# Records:
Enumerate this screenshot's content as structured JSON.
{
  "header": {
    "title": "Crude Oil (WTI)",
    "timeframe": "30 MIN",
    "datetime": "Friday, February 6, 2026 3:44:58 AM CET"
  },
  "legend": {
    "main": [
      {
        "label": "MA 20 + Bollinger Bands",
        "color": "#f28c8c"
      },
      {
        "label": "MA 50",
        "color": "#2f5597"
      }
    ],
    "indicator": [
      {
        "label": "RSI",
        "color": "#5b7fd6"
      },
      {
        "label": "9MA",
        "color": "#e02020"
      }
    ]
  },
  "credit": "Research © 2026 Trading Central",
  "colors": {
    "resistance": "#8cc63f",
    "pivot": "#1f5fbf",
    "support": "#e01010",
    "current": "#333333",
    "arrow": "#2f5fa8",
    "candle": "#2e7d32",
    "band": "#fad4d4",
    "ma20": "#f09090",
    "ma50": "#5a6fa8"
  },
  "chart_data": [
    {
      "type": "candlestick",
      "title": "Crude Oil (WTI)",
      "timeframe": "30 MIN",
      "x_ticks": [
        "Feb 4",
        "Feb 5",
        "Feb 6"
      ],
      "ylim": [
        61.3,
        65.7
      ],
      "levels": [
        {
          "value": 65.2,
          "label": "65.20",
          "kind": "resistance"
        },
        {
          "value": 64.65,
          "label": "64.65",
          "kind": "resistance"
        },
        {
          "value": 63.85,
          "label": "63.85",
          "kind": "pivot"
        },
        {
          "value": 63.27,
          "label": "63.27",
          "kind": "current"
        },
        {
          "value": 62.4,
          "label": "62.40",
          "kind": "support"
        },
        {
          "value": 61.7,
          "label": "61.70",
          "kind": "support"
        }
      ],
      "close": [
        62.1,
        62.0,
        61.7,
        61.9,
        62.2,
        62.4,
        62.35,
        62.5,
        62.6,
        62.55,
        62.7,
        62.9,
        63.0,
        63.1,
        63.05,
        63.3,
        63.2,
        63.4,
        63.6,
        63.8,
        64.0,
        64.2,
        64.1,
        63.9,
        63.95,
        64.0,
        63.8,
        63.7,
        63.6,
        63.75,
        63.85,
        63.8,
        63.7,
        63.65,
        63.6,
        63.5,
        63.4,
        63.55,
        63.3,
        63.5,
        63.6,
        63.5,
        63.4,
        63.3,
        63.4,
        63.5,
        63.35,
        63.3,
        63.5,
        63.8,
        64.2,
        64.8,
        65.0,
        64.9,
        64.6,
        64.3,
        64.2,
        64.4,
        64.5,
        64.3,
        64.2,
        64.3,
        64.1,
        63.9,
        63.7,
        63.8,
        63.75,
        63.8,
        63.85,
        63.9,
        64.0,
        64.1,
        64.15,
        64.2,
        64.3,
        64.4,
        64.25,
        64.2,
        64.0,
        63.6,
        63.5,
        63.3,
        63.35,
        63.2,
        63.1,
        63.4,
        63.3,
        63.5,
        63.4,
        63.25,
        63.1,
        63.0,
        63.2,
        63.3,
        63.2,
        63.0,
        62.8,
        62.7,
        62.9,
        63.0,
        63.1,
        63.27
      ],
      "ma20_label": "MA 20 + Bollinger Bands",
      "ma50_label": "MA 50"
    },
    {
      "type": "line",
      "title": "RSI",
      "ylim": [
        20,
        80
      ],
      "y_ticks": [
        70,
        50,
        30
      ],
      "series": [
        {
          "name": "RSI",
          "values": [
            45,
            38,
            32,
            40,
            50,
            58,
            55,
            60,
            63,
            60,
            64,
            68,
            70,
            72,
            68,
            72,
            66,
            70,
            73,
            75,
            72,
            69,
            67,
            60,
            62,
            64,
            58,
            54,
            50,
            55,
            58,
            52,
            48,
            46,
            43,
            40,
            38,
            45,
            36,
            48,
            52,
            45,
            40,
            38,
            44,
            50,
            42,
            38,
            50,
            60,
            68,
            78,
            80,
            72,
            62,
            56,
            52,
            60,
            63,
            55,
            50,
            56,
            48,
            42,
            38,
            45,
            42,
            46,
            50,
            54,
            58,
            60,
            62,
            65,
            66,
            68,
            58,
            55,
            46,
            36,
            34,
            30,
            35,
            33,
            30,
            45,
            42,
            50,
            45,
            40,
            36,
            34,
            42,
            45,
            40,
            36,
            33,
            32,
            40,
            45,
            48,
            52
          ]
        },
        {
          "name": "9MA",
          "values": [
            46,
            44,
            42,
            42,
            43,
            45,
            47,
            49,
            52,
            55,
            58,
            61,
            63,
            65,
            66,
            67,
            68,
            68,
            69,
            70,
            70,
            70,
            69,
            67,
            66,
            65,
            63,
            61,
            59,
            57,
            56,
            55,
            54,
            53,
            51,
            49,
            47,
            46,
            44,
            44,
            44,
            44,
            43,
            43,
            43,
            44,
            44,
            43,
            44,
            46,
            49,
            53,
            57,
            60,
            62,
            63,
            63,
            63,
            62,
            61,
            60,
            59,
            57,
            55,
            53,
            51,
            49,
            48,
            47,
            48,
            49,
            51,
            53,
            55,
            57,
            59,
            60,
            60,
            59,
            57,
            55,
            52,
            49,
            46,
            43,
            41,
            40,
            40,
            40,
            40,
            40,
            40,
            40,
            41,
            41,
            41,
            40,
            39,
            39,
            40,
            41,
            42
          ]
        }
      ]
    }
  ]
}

# SHORT PROBLEM:
Write all of the records out again exactly.

# EXERCISE SOLUTION:
Enumerate this screenshot's content as structured JSON.
{
  "header": {
    "title": "Crude Oil (WTI)",
    "timeframe": "30 MIN",
    "datetime": "Friday, February 6, 2026 3:44:58 AM CET"
  },
  "legend": {
    "main": [
      {
        "label": "MA 20 + Bollinger Bands",
        "color": "#f28c8c"
      },
      {
        "label": "MA 50",
        "color": "#2f5597"
      }
    ],
    "indicator": [
      {
        "label": "RSI",
        "color": "#5b7fd6"
      },
      {
        "label": "9MA",
        "color": "#e02020"
      }
    ]
  },
  "credit": "Research © 2026 Trading Central",
  "colors": {
    "resistance": "#8cc63f",
    "pivot": "#1f5fbf",
    "support": "#e01010",
    "current": "#333333",
    "arrow": "#2f5fa8",
    "candle": "#2e7d32",
    "band": "#fad4d4",
    "ma20": "#f09090",
    "ma50": "#5a6fa8"
  },
  "chart_data": [
    {
      "type": "candlestick",
      "title": "Crude Oil (WTI)",
      "timeframe": "30 MIN",
      "x_ticks": [
        "Feb 4",
        "Feb 5",
        "Feb 6"
      ],
      "ylim": [
        61.3,
        65.7
      ],
      "levels": [
        {
          "value": 65.2,
          "label": "65.20",
          "kind": "resistance"
        },
        {
          "value": 64.65,
          "label": "64.65",
          "kind": "resistance"
        },
        {
          "value": 63.85,
          "label": "63.85",
          "kind": "pivot"
        },
        {
          "value": 63.27,
          "label": "63.27",
          "kind": "current"
        },
        {
          "value": 62.4,
          "label": "62.40",
          "kind": "support"
        },
        {
          "value": 61.7,
          "label": "61.70",
          "kind": "support"
        }
      ],
      "close": [
        62.1,
        62.0,
        61.7,
        61.9,
        62.2,
        62.4,
        62.35,
        62.5,
        62.6,
        62.55,
        62.7,
        62.9,
        63.0,
        63.1,
        63.05,
        63.3,
        63.2,
        63.4,
        63.6,
        63.8,
        64.0,
        64.2,
        64.1,
        63.9,
        63.95,
        64.0,
        63.8,
        63.7,
        63.6,
        63.75,
        63.85,
        63.8,
        63.7,
        63.65,
        63.6,
        63.5,
        63.4,
        63.55,
        63.3,
        63.5,
        63.6,
        63.5,
        63.4,
        63.3,
        63.4,
        63.5,
        63.35,
        63.3,
        63.5,
        63.8,
        64.2,
        64.8,
        65.0,
        64.9,
        64.6,
        64.3,
        64.2,
        64.4,
        64.5,
        64.3,
        64.2,
        64.3,
        64.1,
        63.9,
        63.7,
        63.8,
        63.75,
        63.8,
        63.85,
        63.9,
        64.0,
        64.1,
        64.15,
        64.2,
        64.3,
        64.4,
        64.25,
        64.2,
        64.0,
        63.6,
        63.5,
        63.3,
        63.35,
        63.2,
        63.1,
        63.4,
        63.3,
        63.5,
        63.4,
        63.25,
        63.1,
        63.0,
        63.2,
        63.3,
        63.2,
        63.0,
        62.8,
        62.7,
        62.9,
        63.0,
        63.1,
        63.27
      ],
      "ma20_label": "MA 20 + Bollinger Bands",
      "ma50_label": "MA 50"
    },
    {
      "type": "line",
      "title": "RSI",
      "ylim": [
        20,
        80
      ],
      "y_ticks": [
        70,
        50,
        30
      ],
      "series": [
        {
          "name": "RSI",
          "values": [
            45,
            38,
            32,
            40,
            50,
            58,
            55,
            60,
            63,
            60,
            64,
            68,
            70,
            72,
            68,
            72,
            66,
            70,
            73,
            75,
            72,
            69,
            67,
            60,
            62,
            64,
            58,
            54,
            50,
            55,
            58,
            52,
            48,
            46,
            43,
            40,
            38,
            45,
            36,
            48,
            52,
            45,
            40,
            38,
            44,
            50,
            42,
            38,
            50,
            60,
            68,
            78,
            80,
            72,
            62,
            56,
            52,
            60,
            63,
            55,
            50,
            56,
            48,
            42,
            38,
            45,
            42,
            46,
            50,
            54,
            58,
            60,
            62,
            65,
            66,
            68,
            58,
            55,
            46,
            36,
            34,
            30,
            35,
            33,
            30,
            45,
            42,
            50,
            45,
            40,
            36,
            34,
            42,
            45,
            40,
            36,
            33,
            32,
            40,
            45,
            48,
            52
          ]
        },
        {
          "name": "9MA",
          "values": [
            46,
            44,
            42,
            42,
            43,
            45,
            47,
            49,
            52,
            55,
            58,
            61,
            63,
            65,
            66,
            67,
            68,
            68,
            69,
            70,
            70,
            70,
            69,
            67,
            66,
            65,
            63,
            61,
            59,
            57,
            56,
            55,
            54,
            53,
            51,
            49,
            47,
            46,
            44,
            44,
            44,
            44,
            43,
            43,
            43,
            44,
            44,
            43,
            44,
            46,
            49,
            53,
            57,
            60,
            62,
            63,
            63,
            63,
            62,
            61,
            60,
            59,
            57,
            55,
            53,
            51,
            49,
            48,
            47,
            48,
            49,
            51,
            53,
            55,
            57,
            59,
            60,
            60,
            59,
            57,
            55,
            52,
            49,
            46,
            43,
            41,
            40,
            40,
            40,
            40,
            40,
            40,
            40,
            41,
            41,
            41,
            40,
            39,
            39,
            40,
            41,
            42
          ]
        }
      ]
    }
  ]
}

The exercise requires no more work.